Determine how many lines carry the word "from". Output that number only.

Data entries
* begin *
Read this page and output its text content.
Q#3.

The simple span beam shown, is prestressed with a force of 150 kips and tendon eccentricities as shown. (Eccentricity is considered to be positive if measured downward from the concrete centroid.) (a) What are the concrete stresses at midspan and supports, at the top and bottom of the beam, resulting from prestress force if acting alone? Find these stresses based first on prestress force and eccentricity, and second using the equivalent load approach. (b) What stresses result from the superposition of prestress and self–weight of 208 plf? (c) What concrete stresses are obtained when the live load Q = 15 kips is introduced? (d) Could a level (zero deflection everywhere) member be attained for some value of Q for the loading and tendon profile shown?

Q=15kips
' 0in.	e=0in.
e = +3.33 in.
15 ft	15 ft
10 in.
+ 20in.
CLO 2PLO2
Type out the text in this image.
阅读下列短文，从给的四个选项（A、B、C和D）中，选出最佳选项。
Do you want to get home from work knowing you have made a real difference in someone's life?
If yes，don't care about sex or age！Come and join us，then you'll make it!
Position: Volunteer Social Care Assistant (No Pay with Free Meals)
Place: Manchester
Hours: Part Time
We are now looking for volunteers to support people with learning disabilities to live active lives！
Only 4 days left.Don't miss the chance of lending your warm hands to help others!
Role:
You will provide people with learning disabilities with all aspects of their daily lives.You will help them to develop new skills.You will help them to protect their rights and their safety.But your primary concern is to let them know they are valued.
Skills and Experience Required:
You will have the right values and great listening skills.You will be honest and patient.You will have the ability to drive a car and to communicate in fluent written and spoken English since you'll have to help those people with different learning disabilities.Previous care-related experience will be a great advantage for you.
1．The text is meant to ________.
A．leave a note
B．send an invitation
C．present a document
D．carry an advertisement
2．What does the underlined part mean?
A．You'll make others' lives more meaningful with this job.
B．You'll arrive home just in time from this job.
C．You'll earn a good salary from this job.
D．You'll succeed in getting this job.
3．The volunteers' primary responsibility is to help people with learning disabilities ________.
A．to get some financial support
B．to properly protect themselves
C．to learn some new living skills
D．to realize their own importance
* end *
[Final result]:
4